**PROBLEM DESCRIPTION:** From the listing below, pull out the lines that hold "плюс".

**RECORDS TO PROCESS:**
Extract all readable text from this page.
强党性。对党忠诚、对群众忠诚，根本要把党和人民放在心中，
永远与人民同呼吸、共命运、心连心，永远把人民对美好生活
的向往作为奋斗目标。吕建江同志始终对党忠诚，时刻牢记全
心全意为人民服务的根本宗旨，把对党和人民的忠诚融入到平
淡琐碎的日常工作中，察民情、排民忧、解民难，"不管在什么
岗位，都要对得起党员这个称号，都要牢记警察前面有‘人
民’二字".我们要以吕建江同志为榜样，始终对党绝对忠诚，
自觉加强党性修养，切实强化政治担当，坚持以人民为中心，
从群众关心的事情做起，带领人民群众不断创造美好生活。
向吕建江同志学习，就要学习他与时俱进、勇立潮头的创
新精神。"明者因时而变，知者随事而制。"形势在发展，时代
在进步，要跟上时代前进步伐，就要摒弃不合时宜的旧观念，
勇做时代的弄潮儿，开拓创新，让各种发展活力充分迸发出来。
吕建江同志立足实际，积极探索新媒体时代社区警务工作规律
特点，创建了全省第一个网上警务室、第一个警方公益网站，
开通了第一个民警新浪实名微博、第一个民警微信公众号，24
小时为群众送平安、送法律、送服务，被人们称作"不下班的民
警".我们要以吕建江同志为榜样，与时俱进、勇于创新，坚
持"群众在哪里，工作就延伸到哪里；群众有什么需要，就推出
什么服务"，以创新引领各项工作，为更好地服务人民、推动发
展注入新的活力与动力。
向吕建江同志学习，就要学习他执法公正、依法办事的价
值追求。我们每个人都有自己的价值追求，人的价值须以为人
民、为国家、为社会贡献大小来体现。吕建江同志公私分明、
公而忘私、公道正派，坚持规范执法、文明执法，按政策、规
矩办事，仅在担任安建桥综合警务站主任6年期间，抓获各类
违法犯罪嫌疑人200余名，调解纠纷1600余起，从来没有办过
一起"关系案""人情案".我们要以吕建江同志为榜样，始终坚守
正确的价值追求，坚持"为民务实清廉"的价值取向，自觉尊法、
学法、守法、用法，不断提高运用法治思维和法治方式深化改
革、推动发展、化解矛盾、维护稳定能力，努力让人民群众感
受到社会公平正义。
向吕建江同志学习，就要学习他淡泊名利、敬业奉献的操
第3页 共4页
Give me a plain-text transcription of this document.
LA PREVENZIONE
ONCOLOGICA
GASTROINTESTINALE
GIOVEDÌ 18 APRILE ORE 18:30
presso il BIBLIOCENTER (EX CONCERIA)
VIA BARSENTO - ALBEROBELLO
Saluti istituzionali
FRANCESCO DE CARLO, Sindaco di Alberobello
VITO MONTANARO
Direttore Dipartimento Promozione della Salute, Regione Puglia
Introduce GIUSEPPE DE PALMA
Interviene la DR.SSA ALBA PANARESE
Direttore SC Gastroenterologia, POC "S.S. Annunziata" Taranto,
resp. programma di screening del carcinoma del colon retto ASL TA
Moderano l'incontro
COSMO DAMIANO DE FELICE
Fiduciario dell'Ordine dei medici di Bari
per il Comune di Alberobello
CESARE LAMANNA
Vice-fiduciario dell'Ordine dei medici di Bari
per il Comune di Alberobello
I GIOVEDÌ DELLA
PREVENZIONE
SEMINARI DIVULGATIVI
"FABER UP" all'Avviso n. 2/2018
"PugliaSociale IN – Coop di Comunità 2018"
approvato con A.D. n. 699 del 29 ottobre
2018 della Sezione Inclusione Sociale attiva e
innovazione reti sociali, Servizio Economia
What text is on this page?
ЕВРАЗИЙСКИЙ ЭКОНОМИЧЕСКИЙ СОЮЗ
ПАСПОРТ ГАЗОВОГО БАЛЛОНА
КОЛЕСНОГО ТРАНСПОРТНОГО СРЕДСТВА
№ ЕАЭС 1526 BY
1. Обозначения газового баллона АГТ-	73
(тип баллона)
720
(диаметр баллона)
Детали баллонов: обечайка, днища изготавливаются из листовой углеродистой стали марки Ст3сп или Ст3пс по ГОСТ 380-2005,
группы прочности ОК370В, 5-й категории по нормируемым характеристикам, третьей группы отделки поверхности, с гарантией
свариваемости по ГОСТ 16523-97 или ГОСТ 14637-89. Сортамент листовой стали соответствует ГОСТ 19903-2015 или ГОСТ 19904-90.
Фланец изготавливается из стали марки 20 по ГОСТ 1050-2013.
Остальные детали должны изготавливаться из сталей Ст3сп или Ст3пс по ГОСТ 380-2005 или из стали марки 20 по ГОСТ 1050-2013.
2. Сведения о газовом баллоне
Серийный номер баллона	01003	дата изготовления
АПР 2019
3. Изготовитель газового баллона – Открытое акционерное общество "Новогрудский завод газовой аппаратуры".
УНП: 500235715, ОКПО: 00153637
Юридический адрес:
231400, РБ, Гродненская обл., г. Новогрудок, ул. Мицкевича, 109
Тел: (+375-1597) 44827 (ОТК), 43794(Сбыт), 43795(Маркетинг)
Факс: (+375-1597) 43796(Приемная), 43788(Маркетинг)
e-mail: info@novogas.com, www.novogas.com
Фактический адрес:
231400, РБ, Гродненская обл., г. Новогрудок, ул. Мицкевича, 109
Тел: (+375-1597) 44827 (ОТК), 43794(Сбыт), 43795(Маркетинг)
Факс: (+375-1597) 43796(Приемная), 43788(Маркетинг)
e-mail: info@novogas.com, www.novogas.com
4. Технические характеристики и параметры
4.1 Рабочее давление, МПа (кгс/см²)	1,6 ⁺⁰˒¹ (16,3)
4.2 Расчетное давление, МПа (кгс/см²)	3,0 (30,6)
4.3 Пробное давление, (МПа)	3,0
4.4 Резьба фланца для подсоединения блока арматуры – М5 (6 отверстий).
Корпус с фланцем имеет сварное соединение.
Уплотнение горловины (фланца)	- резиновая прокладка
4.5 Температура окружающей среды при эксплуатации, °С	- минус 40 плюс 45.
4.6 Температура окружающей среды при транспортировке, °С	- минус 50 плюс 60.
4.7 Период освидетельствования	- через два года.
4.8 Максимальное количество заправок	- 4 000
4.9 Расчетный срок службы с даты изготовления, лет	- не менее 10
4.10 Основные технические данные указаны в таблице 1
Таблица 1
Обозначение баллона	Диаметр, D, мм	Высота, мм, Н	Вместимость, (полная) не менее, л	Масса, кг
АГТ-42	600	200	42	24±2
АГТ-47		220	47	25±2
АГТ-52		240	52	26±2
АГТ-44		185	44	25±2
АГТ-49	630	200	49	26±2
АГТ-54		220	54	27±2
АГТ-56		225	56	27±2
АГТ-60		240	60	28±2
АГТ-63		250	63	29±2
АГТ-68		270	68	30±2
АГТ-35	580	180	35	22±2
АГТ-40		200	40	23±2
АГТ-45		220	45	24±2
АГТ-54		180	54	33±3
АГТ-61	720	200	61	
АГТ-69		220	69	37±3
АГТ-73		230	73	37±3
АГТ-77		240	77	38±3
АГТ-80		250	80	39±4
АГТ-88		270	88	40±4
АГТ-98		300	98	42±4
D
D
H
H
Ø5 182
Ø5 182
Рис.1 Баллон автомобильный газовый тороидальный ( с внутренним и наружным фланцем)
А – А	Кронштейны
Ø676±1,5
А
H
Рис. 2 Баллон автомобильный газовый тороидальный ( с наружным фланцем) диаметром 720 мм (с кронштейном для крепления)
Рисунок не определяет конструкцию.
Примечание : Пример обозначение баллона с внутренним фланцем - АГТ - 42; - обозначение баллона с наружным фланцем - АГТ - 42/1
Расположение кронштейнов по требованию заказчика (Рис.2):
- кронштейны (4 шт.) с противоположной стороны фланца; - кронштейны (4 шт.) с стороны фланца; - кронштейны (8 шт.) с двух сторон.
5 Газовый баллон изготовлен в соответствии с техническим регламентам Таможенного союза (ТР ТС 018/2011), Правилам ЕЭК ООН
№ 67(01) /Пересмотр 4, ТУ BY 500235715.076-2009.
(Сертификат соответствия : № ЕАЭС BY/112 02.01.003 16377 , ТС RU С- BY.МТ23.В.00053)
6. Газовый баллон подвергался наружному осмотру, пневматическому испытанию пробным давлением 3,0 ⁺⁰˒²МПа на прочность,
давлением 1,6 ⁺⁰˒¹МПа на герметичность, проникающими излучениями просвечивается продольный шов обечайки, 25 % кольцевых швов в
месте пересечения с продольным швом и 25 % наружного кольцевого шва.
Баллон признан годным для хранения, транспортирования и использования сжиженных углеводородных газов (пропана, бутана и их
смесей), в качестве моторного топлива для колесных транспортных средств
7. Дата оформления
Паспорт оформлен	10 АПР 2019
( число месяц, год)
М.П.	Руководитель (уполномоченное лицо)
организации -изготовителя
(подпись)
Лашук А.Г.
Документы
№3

**REPLY:**
4.5 Температура окружающей среды при эксплуатации, °С	- минус 40 плюс 45.
4.6 Температура окружающей среды при транспортировке, °С	- минус 50 плюс 60.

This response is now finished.